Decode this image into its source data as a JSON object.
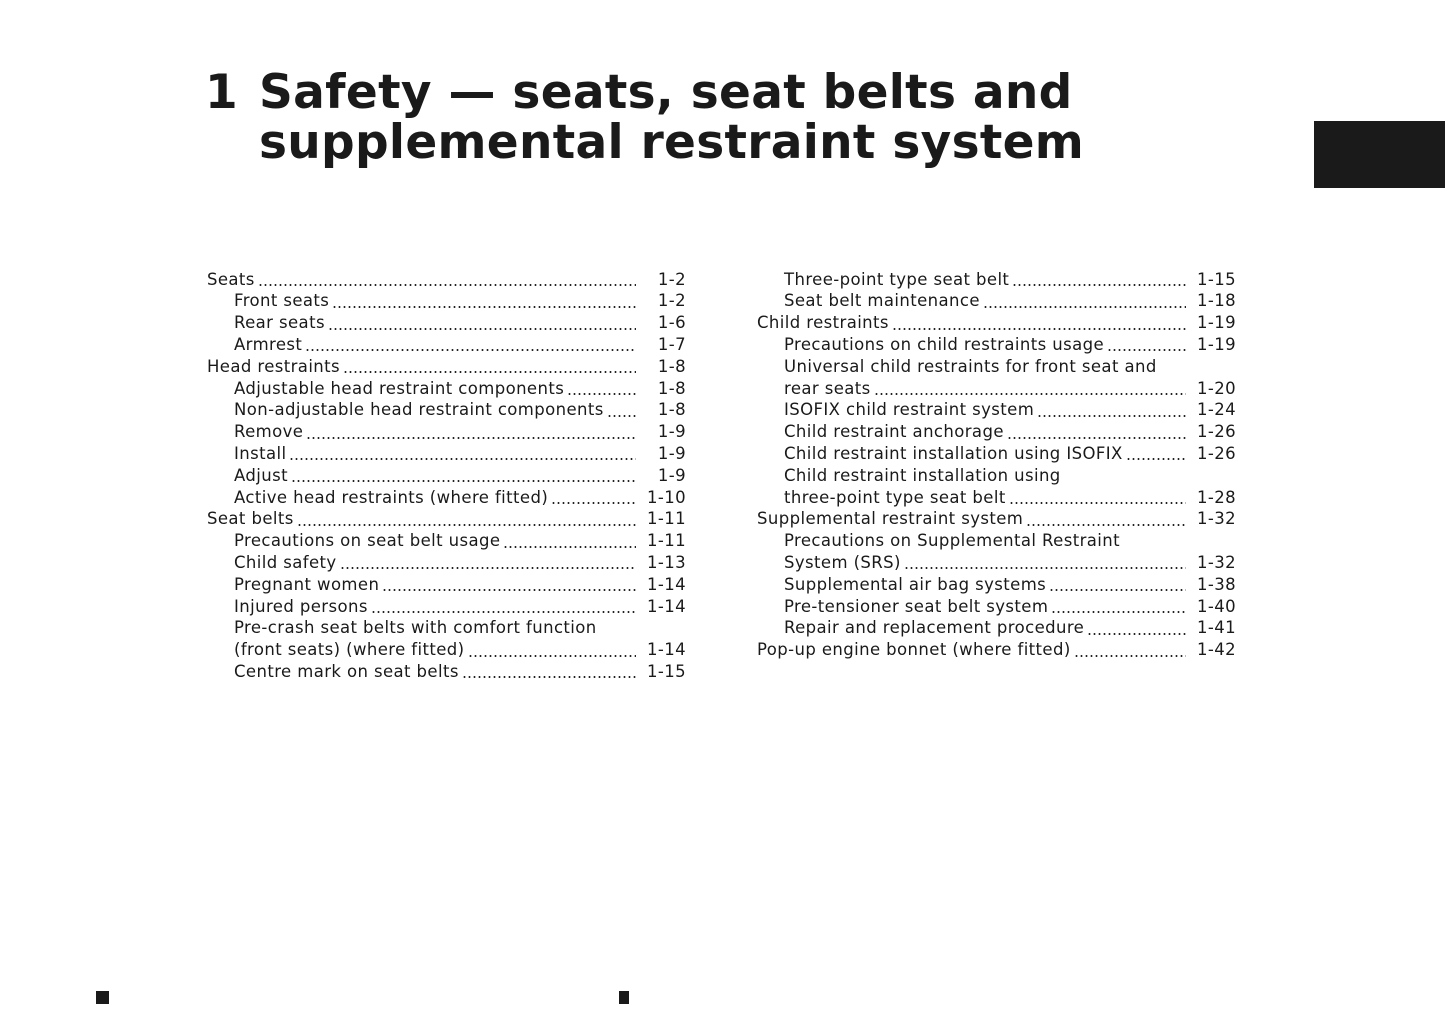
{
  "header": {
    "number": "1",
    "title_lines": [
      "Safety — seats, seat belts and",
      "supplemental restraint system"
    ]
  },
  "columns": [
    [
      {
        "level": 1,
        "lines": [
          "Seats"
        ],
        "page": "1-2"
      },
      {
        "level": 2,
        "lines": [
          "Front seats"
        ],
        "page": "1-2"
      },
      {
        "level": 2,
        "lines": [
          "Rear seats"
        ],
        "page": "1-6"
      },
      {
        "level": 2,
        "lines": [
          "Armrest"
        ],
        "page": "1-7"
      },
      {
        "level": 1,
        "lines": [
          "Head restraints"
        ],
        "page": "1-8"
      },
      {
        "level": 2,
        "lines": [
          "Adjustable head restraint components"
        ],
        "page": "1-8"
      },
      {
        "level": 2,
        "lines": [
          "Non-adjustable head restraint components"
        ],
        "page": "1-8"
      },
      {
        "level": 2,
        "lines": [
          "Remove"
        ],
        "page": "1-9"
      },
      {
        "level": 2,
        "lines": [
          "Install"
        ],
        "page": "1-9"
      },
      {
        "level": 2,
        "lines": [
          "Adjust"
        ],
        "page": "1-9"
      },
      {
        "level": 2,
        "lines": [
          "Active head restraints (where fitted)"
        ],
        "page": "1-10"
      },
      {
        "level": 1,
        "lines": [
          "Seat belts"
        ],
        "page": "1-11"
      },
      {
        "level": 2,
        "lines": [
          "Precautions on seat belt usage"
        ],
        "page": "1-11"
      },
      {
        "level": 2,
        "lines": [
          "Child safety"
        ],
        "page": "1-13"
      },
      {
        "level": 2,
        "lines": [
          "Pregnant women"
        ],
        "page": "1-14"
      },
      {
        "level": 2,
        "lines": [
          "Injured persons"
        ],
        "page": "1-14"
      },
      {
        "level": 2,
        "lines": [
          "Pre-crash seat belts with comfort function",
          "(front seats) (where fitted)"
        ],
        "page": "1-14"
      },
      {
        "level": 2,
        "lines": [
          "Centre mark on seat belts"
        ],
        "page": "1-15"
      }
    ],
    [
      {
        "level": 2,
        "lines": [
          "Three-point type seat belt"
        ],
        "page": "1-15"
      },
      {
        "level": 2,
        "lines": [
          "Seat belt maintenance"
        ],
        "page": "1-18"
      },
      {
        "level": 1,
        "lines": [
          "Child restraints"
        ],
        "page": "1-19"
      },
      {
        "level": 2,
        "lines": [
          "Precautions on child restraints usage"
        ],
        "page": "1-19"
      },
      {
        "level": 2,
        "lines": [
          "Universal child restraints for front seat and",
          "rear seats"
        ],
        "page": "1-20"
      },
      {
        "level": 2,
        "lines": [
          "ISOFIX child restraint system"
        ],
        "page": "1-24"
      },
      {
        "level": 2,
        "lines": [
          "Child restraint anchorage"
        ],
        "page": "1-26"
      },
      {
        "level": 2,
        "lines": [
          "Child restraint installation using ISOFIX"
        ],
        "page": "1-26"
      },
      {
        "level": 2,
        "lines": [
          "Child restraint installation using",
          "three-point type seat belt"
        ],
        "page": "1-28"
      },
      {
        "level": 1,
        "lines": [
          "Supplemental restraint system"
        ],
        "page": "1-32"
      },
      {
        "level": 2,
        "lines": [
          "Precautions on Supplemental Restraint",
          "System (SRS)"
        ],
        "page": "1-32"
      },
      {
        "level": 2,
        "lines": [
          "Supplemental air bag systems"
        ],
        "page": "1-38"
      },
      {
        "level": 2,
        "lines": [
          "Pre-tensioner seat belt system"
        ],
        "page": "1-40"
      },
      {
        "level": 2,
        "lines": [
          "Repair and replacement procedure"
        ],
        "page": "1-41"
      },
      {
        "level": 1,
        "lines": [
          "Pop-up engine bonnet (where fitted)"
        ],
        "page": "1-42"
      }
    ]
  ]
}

════════════════════

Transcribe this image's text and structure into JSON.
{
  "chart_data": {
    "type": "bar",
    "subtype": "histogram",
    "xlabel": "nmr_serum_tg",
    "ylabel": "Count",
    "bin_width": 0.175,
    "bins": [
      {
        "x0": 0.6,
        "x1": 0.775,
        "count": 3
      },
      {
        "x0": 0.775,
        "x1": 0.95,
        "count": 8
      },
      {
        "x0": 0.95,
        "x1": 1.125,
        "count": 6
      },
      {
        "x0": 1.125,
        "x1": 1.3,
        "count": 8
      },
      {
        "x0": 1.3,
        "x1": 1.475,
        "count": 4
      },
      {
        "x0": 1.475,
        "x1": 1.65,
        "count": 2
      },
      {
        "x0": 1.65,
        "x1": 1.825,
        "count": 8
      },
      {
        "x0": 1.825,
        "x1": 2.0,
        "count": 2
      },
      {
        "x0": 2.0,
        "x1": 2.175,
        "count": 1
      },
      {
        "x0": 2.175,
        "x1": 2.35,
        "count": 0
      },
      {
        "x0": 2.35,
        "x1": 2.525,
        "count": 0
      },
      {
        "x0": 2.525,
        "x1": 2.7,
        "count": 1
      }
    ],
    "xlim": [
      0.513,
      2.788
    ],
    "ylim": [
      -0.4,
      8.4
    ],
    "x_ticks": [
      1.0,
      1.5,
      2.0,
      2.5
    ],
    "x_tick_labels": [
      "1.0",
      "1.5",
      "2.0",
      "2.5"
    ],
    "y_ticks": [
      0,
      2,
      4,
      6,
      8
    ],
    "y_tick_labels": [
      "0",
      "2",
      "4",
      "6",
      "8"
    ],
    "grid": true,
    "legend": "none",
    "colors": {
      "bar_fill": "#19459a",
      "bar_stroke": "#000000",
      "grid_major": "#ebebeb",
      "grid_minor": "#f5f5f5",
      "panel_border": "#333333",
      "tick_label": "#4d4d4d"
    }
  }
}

════════════════════

Job
Looking at the entries above, state how many lines contain "restraints"; give the number alone.

Complete output
5